--- BEGIN Data listing ---

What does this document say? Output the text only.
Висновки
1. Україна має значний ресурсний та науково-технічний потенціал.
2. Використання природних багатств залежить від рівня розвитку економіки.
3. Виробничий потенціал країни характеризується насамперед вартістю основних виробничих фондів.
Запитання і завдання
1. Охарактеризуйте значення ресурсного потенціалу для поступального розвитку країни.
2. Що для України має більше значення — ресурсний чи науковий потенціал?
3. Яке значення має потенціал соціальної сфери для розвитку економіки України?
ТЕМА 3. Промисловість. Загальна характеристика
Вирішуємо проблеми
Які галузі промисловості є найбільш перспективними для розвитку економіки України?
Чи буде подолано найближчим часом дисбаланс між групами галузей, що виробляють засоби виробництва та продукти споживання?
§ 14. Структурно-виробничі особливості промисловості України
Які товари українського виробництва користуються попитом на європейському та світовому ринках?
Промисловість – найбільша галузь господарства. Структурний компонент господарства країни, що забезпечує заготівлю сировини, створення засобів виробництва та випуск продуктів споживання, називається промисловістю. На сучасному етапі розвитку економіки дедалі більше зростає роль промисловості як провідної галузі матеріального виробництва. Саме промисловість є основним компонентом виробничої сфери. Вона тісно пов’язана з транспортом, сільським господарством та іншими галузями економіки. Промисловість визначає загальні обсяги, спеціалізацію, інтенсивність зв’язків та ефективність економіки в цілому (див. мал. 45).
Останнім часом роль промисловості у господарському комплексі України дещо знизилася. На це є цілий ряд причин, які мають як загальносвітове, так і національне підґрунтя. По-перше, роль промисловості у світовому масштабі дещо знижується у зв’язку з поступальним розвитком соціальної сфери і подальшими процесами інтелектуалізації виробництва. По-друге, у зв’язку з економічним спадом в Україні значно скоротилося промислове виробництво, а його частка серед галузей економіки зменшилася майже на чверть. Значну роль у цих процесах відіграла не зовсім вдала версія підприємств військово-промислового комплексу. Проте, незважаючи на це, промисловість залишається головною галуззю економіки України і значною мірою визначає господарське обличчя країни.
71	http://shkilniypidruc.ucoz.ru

--- END Data listing ---

◆ Stated problem ◆
Write out all the entries exactly.

◆ Problem solution ◆
What does this document say? Output the text only.
Висновки
1. Україна має значний ресурсний та науково-технічний потенціал.
2. Використання природних багатств залежить від рівня розвитку економіки.
3. Виробничий потенціал країни характеризується насамперед вартістю основних виробничих фондів.
Запитання і завдання
1. Охарактеризуйте значення ресурсного потенціалу для поступального розвитку країни.
2. Що для України має більше значення — ресурсний чи науковий потенціал?
3. Яке значення має потенціал соціальної сфери для розвитку економіки України?
ТЕМА 3. Промисловість. Загальна характеристика
Вирішуємо проблеми
Які галузі промисловості є найбільш перспективними для розвитку економіки України?
Чи буде подолано найближчим часом дисбаланс між групами галузей, що виробляють засоби виробництва та продукти споживання?
§ 14. Структурно-виробничі особливості промисловості України
Які товари українського виробництва користуються попитом на європейському та світовому ринках?
Промисловість – найбільша галузь господарства. Структурний компонент господарства країни, що забезпечує заготівлю сировини, створення засобів виробництва та випуск продуктів споживання, називається промисловістю. На сучасному етапі розвитку економіки дедалі більше зростає роль промисловості як провідної галузі матеріального виробництва. Саме промисловість є основним компонентом виробничої сфери. Вона тісно пов’язана з транспортом, сільським господарством та іншими галузями економіки. Промисловість визначає загальні обсяги, спеціалізацію, інтенсивність зв’язків та ефективність економіки в цілому (див. мал. 45).
Останнім часом роль промисловості у господарському комплексі України дещо знизилася. На це є цілий ряд причин, які мають як загальносвітове, так і національне підґрунтя. По-перше, роль промисловості у світовому масштабі дещо знижується у зв’язку з поступальним розвитком соціальної сфери і подальшими процесами інтелектуалізації виробництва. По-друге, у зв’язку з економічним спадом в Україні значно скоротилося промислове виробництво, а його частка серед галузей економіки зменшилася майже на чверть. Значну роль у цих процесах відіграла не зовсім вдала версія підприємств військово-промислового комплексу. Проте, незважаючи на це, промисловість залишається головною галуззю економіки України і значною мірою визначає господарське обличчя країни.
71	http://shkilniypidruc.ucoz.ru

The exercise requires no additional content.